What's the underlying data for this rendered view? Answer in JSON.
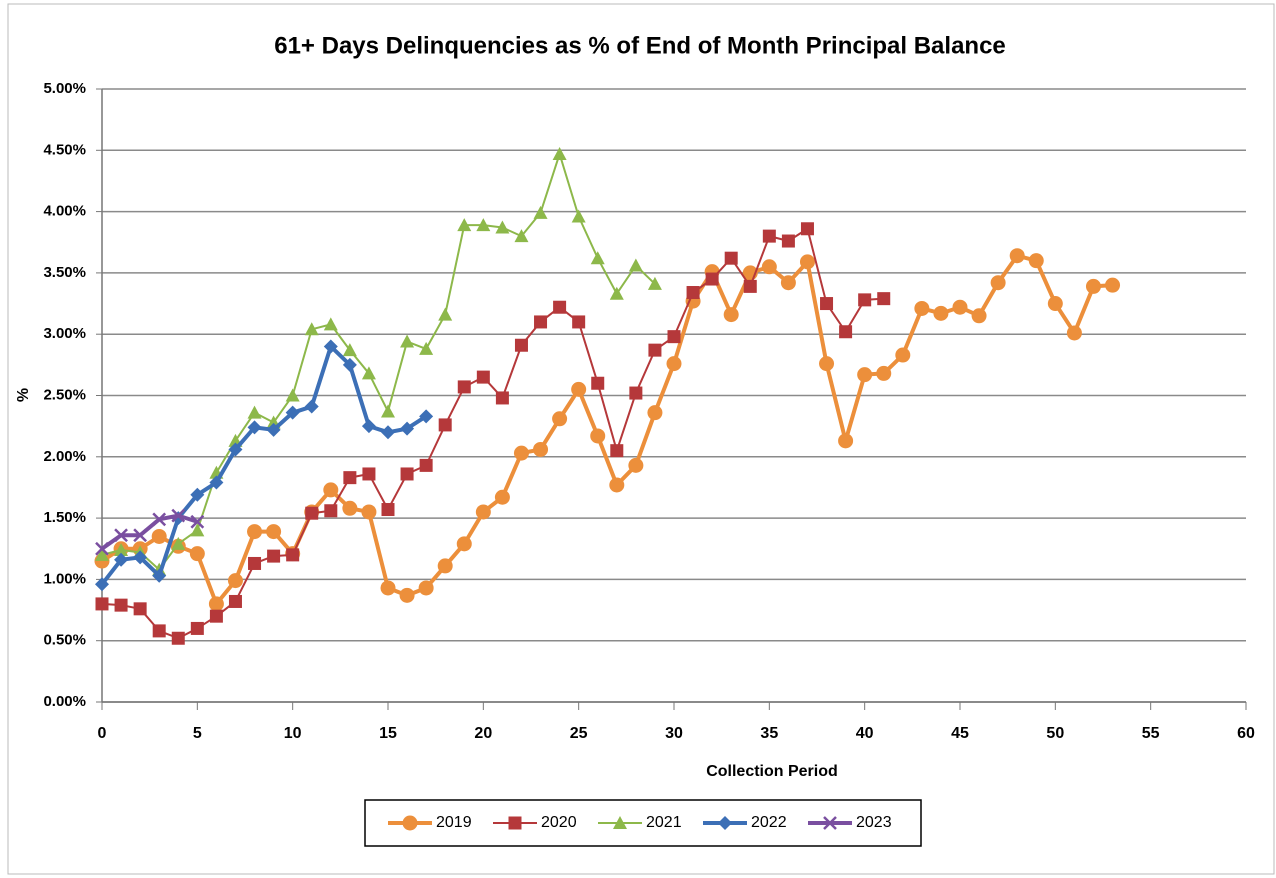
{
  "chart_data": {
    "type": "line",
    "title": "61+ Days Delinquencies as % of End of Month Principal Balance",
    "xlabel": "Collection Period",
    "ylabel": "%",
    "x": [
      0,
      1,
      2,
      3,
      4,
      5,
      6,
      7,
      8,
      9,
      10,
      11,
      12,
      13,
      14,
      15,
      16,
      17,
      18,
      19,
      20,
      21,
      22,
      23,
      24,
      25,
      26,
      27,
      28,
      29,
      30,
      31,
      32,
      33,
      34,
      35,
      36,
      37,
      38,
      39,
      40,
      41,
      42,
      43,
      44,
      45,
      46,
      47,
      48,
      49,
      50,
      51,
      52,
      53
    ],
    "series": [
      {
        "name": "2019",
        "color": "#ec8f3b",
        "marker": "circle",
        "values": [
          1.15,
          1.25,
          1.25,
          1.35,
          1.27,
          1.21,
          0.8,
          0.99,
          1.39,
          1.39,
          1.21,
          1.55,
          1.73,
          1.58,
          1.55,
          0.93,
          0.87,
          0.93,
          1.11,
          1.29,
          1.55,
          1.67,
          2.03,
          2.06,
          2.31,
          2.55,
          2.17,
          1.77,
          1.93,
          2.36,
          2.76,
          3.27,
          3.51,
          3.16,
          3.5,
          3.55,
          3.42,
          3.59,
          2.76,
          2.13,
          2.67,
          2.68,
          2.83,
          3.21,
          3.17,
          3.22,
          3.15,
          3.42,
          3.64,
          3.6,
          3.25,
          3.01,
          3.39,
          3.4
        ]
      },
      {
        "name": "2020",
        "color": "#b5383a",
        "marker": "square",
        "values": [
          0.8,
          0.79,
          0.76,
          0.58,
          0.52,
          0.6,
          0.7,
          0.82,
          1.13,
          1.19,
          1.2,
          1.54,
          1.56,
          1.83,
          1.86,
          1.57,
          1.86,
          1.93,
          2.26,
          2.57,
          2.65,
          2.48,
          2.91,
          3.1,
          3.22,
          3.1,
          2.6,
          2.05,
          2.52,
          2.87,
          2.98,
          3.34,
          3.45,
          3.62,
          3.39,
          3.8,
          3.76,
          3.86,
          3.25,
          3.02,
          3.28,
          3.29,
          null,
          null,
          null,
          null,
          null,
          null,
          null,
          null,
          null,
          null,
          null,
          null
        ]
      },
      {
        "name": "2021",
        "color": "#8db84a",
        "marker": "triangle",
        "values": [
          1.2,
          1.24,
          1.22,
          1.08,
          1.29,
          1.4,
          1.87,
          2.13,
          2.36,
          2.28,
          2.5,
          3.04,
          3.08,
          2.87,
          2.68,
          2.37,
          2.94,
          2.88,
          3.16,
          3.89,
          3.89,
          3.87,
          3.8,
          3.99,
          4.47,
          3.96,
          3.62,
          3.33,
          3.56,
          3.41,
          null,
          null,
          null,
          null,
          null,
          null,
          null,
          null,
          null,
          null,
          null,
          null,
          null,
          null,
          null,
          null,
          null,
          null,
          null,
          null,
          null,
          null,
          null,
          null
        ]
      },
      {
        "name": "2022",
        "color": "#3c6fb6",
        "marker": "diamond",
        "values": [
          0.96,
          1.16,
          1.18,
          1.03,
          1.5,
          1.69,
          1.79,
          2.06,
          2.24,
          2.22,
          2.36,
          2.41,
          2.9,
          2.75,
          2.25,
          2.2,
          2.23,
          2.33,
          null,
          null,
          null,
          null,
          null,
          null,
          null,
          null,
          null,
          null,
          null,
          null,
          null,
          null,
          null,
          null,
          null,
          null,
          null,
          null,
          null,
          null,
          null,
          null,
          null,
          null,
          null,
          null,
          null,
          null,
          null,
          null,
          null,
          null,
          null,
          null
        ]
      },
      {
        "name": "2023",
        "color": "#7a4fa0",
        "marker": "x",
        "values": [
          1.25,
          1.36,
          1.36,
          1.49,
          1.52,
          1.47,
          null,
          null,
          null,
          null,
          null,
          null,
          null,
          null,
          null,
          null,
          null,
          null,
          null,
          null,
          null,
          null,
          null,
          null,
          null,
          null,
          null,
          null,
          null,
          null,
          null,
          null,
          null,
          null,
          null,
          null,
          null,
          null,
          null,
          null,
          null,
          null,
          null,
          null,
          null,
          null,
          null,
          null,
          null,
          null,
          null,
          null,
          null,
          null
        ]
      }
    ],
    "xlim": [
      0,
      60
    ],
    "xticks": [
      0,
      5,
      10,
      15,
      20,
      25,
      30,
      35,
      40,
      45,
      50,
      55,
      60
    ],
    "ylim": [
      0,
      5
    ],
    "yticks": [
      {
        "value": 0,
        "label": "0.00%"
      },
      {
        "value": 0.5,
        "label": "0.50%"
      },
      {
        "value": 1,
        "label": "1.00%"
      },
      {
        "value": 1.5,
        "label": "1.50%"
      },
      {
        "value": 2,
        "label": "2.00%"
      },
      {
        "value": 2.5,
        "label": "2.50%"
      },
      {
        "value": 3,
        "label": "3.00%"
      },
      {
        "value": 3.5,
        "label": "3.50%"
      },
      {
        "value": 4,
        "label": "4.00%"
      },
      {
        "value": 4.5,
        "label": "4.50%"
      },
      {
        "value": 5,
        "label": "5.00%"
      }
    ],
    "grid": true,
    "legend": "bottom"
  }
}
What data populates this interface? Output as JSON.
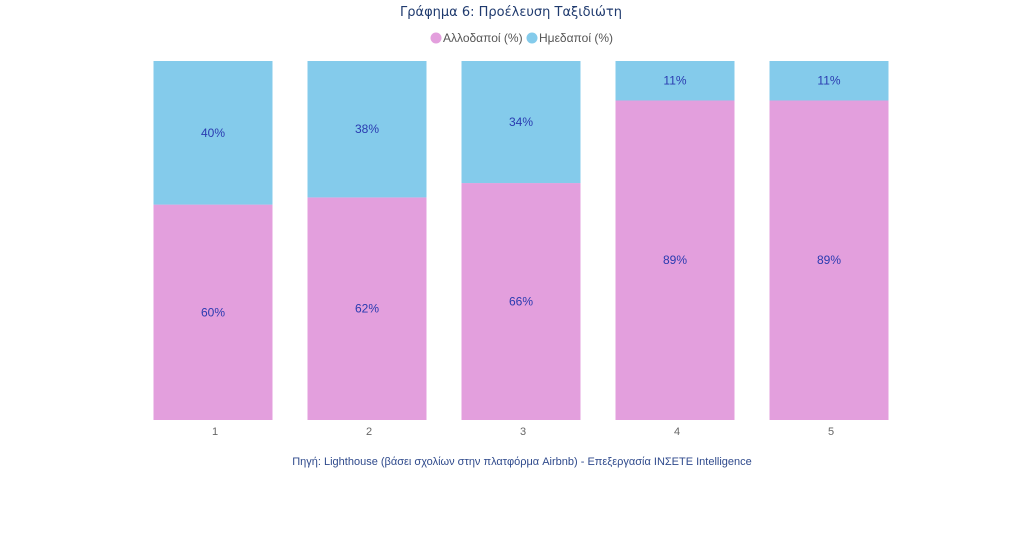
{
  "chart_data": {
    "type": "bar",
    "stacked": true,
    "title": "Γράφημα 6: Προέλευση Ταξιδιώτη",
    "xlabel": "",
    "ylabel": "",
    "categories": [
      "1",
      "2",
      "3",
      "4",
      "5"
    ],
    "series": [
      {
        "name": "Αλλοδαποί (%)",
        "color": "#e39fdd",
        "values": [
          60,
          62,
          66,
          89,
          89
        ],
        "labels": [
          "60%",
          "62%",
          "66%",
          "89%",
          "89%"
        ]
      },
      {
        "name": "Ημεδαποί (%)",
        "color": "#84cbeb",
        "values": [
          40,
          38,
          34,
          11,
          11
        ],
        "labels": [
          "40%",
          "38%",
          "34%",
          "11%",
          "11%"
        ]
      }
    ],
    "ylim": [
      0,
      100
    ],
    "grid": false,
    "legend_position": "top-center",
    "source": "Πηγή: Lighthouse (βάσει σχολίων στην πλατφόρμα Airbnb) - Επεξεργασία ΙΝΣΕΤΕ Intelligence"
  }
}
============
YOUR OBJECTIVE ->
The data above needs to be retyped exactly, with the images left out.

TASK ANSWER ->
What's the underlying data for this rendered view? Answer in JSON.
{
  "chart_data": {
    "type": "line",
    "title": "61+ Days Delinquencies as % of End of Month Principal Balance",
    "xlabel": "Collection Period",
    "ylabel": "%",
    "x": [
      0,
      1,
      2,
      3,
      4,
      5,
      6,
      7,
      8,
      9,
      10,
      11,
      12,
      13,
      14,
      15,
      16,
      17,
      18,
      19,
      20,
      21,
      22,
      23,
      24,
      25,
      26,
      27,
      28,
      29,
      30,
      31,
      32,
      33,
      34,
      35,
      36,
      37,
      38,
      39,
      40,
      41,
      42,
      43,
      44,
      45,
      46,
      47,
      48,
      49,
      50,
      51,
      52,
      53
    ],
    "series": [
      {
        "name": "2019",
        "color": "#ec8f3b",
        "marker": "circle",
        "values": [
          1.15,
          1.25,
          1.25,
          1.35,
          1.27,
          1.21,
          0.8,
          0.99,
          1.39,
          1.39,
          1.21,
          1.55,
          1.73,
          1.58,
          1.55,
          0.93,
          0.87,
          0.93,
          1.11,
          1.29,
          1.55,
          1.67,
          2.03,
          2.06,
          2.31,
          2.55,
          2.17,
          1.77,
          1.93,
          2.36,
          2.76,
          3.27,
          3.51,
          3.16,
          3.5,
          3.55,
          3.42,
          3.59,
          2.76,
          2.13,
          2.67,
          2.68,
          2.83,
          3.21,
          3.17,
          3.22,
          3.15,
          3.42,
          3.64,
          3.6,
          3.25,
          3.01,
          3.39,
          3.4
        ]
      },
      {
        "name": "2020",
        "color": "#b5383a",
        "marker": "square",
        "values": [
          0.8,
          0.79,
          0.76,
          0.58,
          0.52,
          0.6,
          0.7,
          0.82,
          1.13,
          1.19,
          1.2,
          1.54,
          1.56,
          1.83,
          1.86,
          1.57,
          1.86,
          1.93,
          2.26,
          2.57,
          2.65,
          2.48,
          2.91,
          3.1,
          3.22,
          3.1,
          2.6,
          2.05,
          2.52,
          2.87,
          2.98,
          3.34,
          3.45,
          3.62,
          3.39,
          3.8,
          3.76,
          3.86,
          3.25,
          3.02,
          3.28,
          3.29,
          null,
          null,
          null,
          null,
          null,
          null,
          null,
          null,
          null,
          null,
          null,
          null
        ]
      },
      {
        "name": "2021",
        "color": "#8db84a",
        "marker": "triangle",
        "values": [
          1.2,
          1.24,
          1.22,
          1.08,
          1.29,
          1.4,
          1.87,
          2.13,
          2.36,
          2.28,
          2.5,
          3.04,
          3.08,
          2.87,
          2.68,
          2.37,
          2.94,
          2.88,
          3.16,
          3.89,
          3.89,
          3.87,
          3.8,
          3.99,
          4.47,
          3.96,
          3.62,
          3.33,
          3.56,
          3.41,
          null,
          null,
          null,
          null,
          null,
          null,
          null,
          null,
          null,
          null,
          null,
          null,
          null,
          null,
          null,
          null,
          null,
          null,
          null,
          null,
          null,
          null,
          null,
          null
        ]
      },
      {
        "name": "2022",
        "color": "#3c6fb6",
        "marker": "diamond",
        "values": [
          0.96,
          1.16,
          1.18,
          1.03,
          1.5,
          1.69,
          1.79,
          2.06,
          2.24,
          2.22,
          2.36,
          2.41,
          2.9,
          2.75,
          2.25,
          2.2,
          2.23,
          2.33,
          null,
          null,
          null,
          null,
          null,
          null,
          null,
          null,
          null,
          null,
          null,
          null,
          null,
          null,
          null,
          null,
          null,
          null,
          null,
          null,
          null,
          null,
          null,
          null,
          null,
          null,
          null,
          null,
          null,
          null,
          null,
          null,
          null,
          null,
          null,
          null
        ]
      },
      {
        "name": "2023",
        "color": "#7a4fa0",
        "marker": "x",
        "values": [
          1.25,
          1.36,
          1.36,
          1.49,
          1.52,
          1.47,
          null,
          null,
          null,
          null,
          null,
          null,
          null,
          null,
          null,
          null,
          null,
          null,
          null,
          null,
          null,
          null,
          null,
          null,
          null,
          null,
          null,
          null,
          null,
          null,
          null,
          null,
          null,
          null,
          null,
          null,
          null,
          null,
          null,
          null,
          null,
          null,
          null,
          null,
          null,
          null,
          null,
          null,
          null,
          null,
          null,
          null,
          null,
          null
        ]
      }
    ],
    "xlim": [
      0,
      60
    ],
    "xticks": [
      0,
      5,
      10,
      15,
      20,
      25,
      30,
      35,
      40,
      45,
      50,
      55,
      60
    ],
    "ylim": [
      0,
      5
    ],
    "yticks": [
      {
        "value": 0,
        "label": "0.00%"
      },
      {
        "value": 0.5,
        "label": "0.50%"
      },
      {
        "value": 1,
        "label": "1.00%"
      },
      {
        "value": 1.5,
        "label": "1.50%"
      },
      {
        "value": 2,
        "label": "2.00%"
      },
      {
        "value": 2.5,
        "label": "2.50%"
      },
      {
        "value": 3,
        "label": "3.00%"
      },
      {
        "value": 3.5,
        "label": "3.50%"
      },
      {
        "value": 4,
        "label": "4.00%"
      },
      {
        "value": 4.5,
        "label": "4.50%"
      },
      {
        "value": 5,
        "label": "5.00%"
      }
    ],
    "grid": true,
    "legend": "bottom"
  }
}
What data populates this interface? Output as JSON.
{
  "chart_data": {
    "type": "bar",
    "stacked": true,
    "title": "Γράφημα 6: Προέλευση Ταξιδιώτη",
    "xlabel": "",
    "ylabel": "",
    "categories": [
      "1",
      "2",
      "3",
      "4",
      "5"
    ],
    "series": [
      {
        "name": "Αλλοδαποί (%)",
        "color": "#e39fdd",
        "values": [
          60,
          62,
          66,
          89,
          89
        ],
        "labels": [
          "60%",
          "62%",
          "66%",
          "89%",
          "89%"
        ]
      },
      {
        "name": "Ημεδαποί (%)",
        "color": "#84cbeb",
        "values": [
          40,
          38,
          34,
          11,
          11
        ],
        "labels": [
          "40%",
          "38%",
          "34%",
          "11%",
          "11%"
        ]
      }
    ],
    "ylim": [
      0,
      100
    ],
    "grid": false,
    "legend_position": "top-center",
    "source": "Πηγή: Lighthouse (βάσει σχολίων στην πλατφόρμα Airbnb) - Επεξεργασία ΙΝΣΕΤΕ Intelligence"
  }
}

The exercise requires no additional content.